** start of DATA FOR THE TASK **

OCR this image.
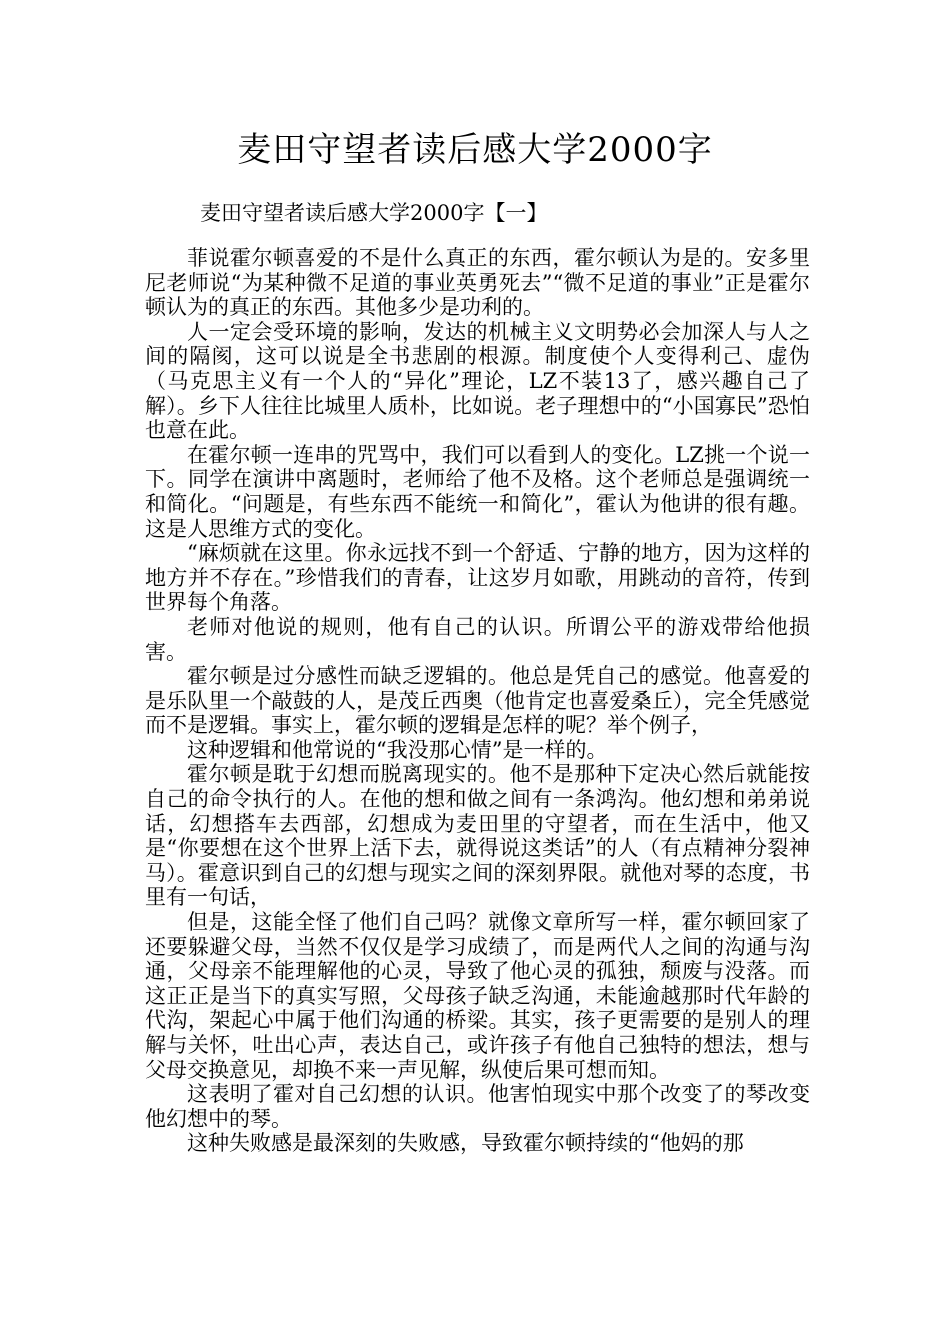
麦田守望者读后感大学2000字
麦田守望者读后感大学2000字【一】

菲说霍尔顿喜爱的不是什么真正的东西，霍尔顿认为是的。安多里尼老师说“为某种微不足道的事业英勇死去”“微不足道的事业”正是霍尔顿认为的真正的东西。其他多少是功利的。

人一定会受环境的影响，发达的机械主义文明势必会加深人与人之间的隔阂，这可以说是全书悲剧的根源。制度使个人变得利己、虚伪（马克思主义有一个人的“异化”理论，LZ不装13了，感兴趣自己了解）。乡下人往往比城里人质朴，比如说。老子理想中的“小国寡民”恐怕也意在此。

在霍尔顿一连串的咒骂中，我们可以看到人的变化。LZ挑一个说一下。同学在演讲中离题时，老师给了他不及格。这个老师总是强调统一和简化。“问题是，有些东西不能统一和简化”，霍认为他讲的很有趣。这是人思维方式的变化。

“麻烦就在这里。你永远找不到一个舒适、宁静的地方，因为这样的地方并不存在。”珍惜我们的青春，让这岁月如歌，用跳动的音符，传到世界每个角落。

老师对他说的规则，他有自己的认识。所谓公平的游戏带给他损害。

霍尔顿是过分感性而缺乏逻辑的。他总是凭自己的感觉。他喜爱的是乐队里一个敲鼓的人，是茂丘西奥（他肯定也喜爱桑丘），完全凭感觉而不是逻辑。事实上，霍尔顿的逻辑是怎样的呢？举个例子，

这种逻辑和他常说的“我没那心情”是一样的。

霍尔顿是耽于幻想而脱离现实的。他不是那种下定决心然后就能按自己的命令执行的人。在他的想和做之间有一条鸿沟。他幻想和弟弟说话，幻想搭车去西部，幻想成为麦田里的守望者，而在生活中，他又是“你要想在这个世界上活下去，就得说这类话”的人（有点精神分裂神马）。霍意识到自己的幻想与现实之间的深刻界限。就他对琴的态度，书里有一句话，

但是，这能全怪了他们自己吗？就像文章所写一样，霍尔顿回家了还要躲避父母，当然不仅仅是学习成绩了，而是两代人之间的沟通与沟通，父母亲不能理解他的心灵，导致了他心灵的孤独，颓废与没落。而这正正是当下的真实写照，父母孩子缺乏沟通，未能逾越那时代年龄的代沟，架起心中属于他们沟通的桥梁。其实，孩子更需要的是别人的理解与关怀，吐出心声，表达自己，或许孩子有他自己独特的想法，想与父母交换意见，却换不来一声见解，纵使后果可想而知。

这表明了霍对自己幻想的认识。他害怕现实中那个改变了的琴改变他幻想中的琴。

这种失败感是最深刻的失败感，导致霍尔顿持续的“他妈的那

** end of DATA FOR THE TASK **

> [WHAT YOU SHOULD DO]: Copy out all the entries exactly. Images stay out of the copy.

> [RESULT OF THIS TASK]:
OCR this image.
麦田守望者读后感大学2000字
麦田守望者读后感大学2000字【一】

菲说霍尔顿喜爱的不是什么真正的东西，霍尔顿认为是的。安多里尼老师说“为某种微不足道的事业英勇死去”“微不足道的事业”正是霍尔顿认为的真正的东西。其他多少是功利的。

人一定会受环境的影响，发达的机械主义文明势必会加深人与人之间的隔阂，这可以说是全书悲剧的根源。制度使个人变得利己、虚伪（马克思主义有一个人的“异化”理论，LZ不装13了，感兴趣自己了解）。乡下人往往比城里人质朴，比如说。老子理想中的“小国寡民”恐怕也意在此。

在霍尔顿一连串的咒骂中，我们可以看到人的变化。LZ挑一个说一下。同学在演讲中离题时，老师给了他不及格。这个老师总是强调统一和简化。“问题是，有些东西不能统一和简化”，霍认为他讲的很有趣。这是人思维方式的变化。

“麻烦就在这里。你永远找不到一个舒适、宁静的地方，因为这样的地方并不存在。”珍惜我们的青春，让这岁月如歌，用跳动的音符，传到世界每个角落。

老师对他说的规则，他有自己的认识。所谓公平的游戏带给他损害。

霍尔顿是过分感性而缺乏逻辑的。他总是凭自己的感觉。他喜爱的是乐队里一个敲鼓的人，是茂丘西奥（他肯定也喜爱桑丘），完全凭感觉而不是逻辑。事实上，霍尔顿的逻辑是怎样的呢？举个例子，

这种逻辑和他常说的“我没那心情”是一样的。

霍尔顿是耽于幻想而脱离现实的。他不是那种下定决心然后就能按自己的命令执行的人。在他的想和做之间有一条鸿沟。他幻想和弟弟说话，幻想搭车去西部，幻想成为麦田里的守望者，而在生活中，他又是“你要想在这个世界上活下去，就得说这类话”的人（有点精神分裂神马）。霍意识到自己的幻想与现实之间的深刻界限。就他对琴的态度，书里有一句话，

但是，这能全怪了他们自己吗？就像文章所写一样，霍尔顿回家了还要躲避父母，当然不仅仅是学习成绩了，而是两代人之间的沟通与沟通，父母亲不能理解他的心灵，导致了他心灵的孤独，颓废与没落。而这正正是当下的真实写照，父母孩子缺乏沟通，未能逾越那时代年龄的代沟，架起心中属于他们沟通的桥梁。其实，孩子更需要的是别人的理解与关怀，吐出心声，表达自己，或许孩子有他自己独特的想法，想与父母交换意见，却换不来一声见解，纵使后果可想而知。

这表明了霍对自己幻想的认识。他害怕现实中那个改变了的琴改变他幻想中的琴。

这种失败感是最深刻的失败感，导致霍尔顿持续的“他妈的那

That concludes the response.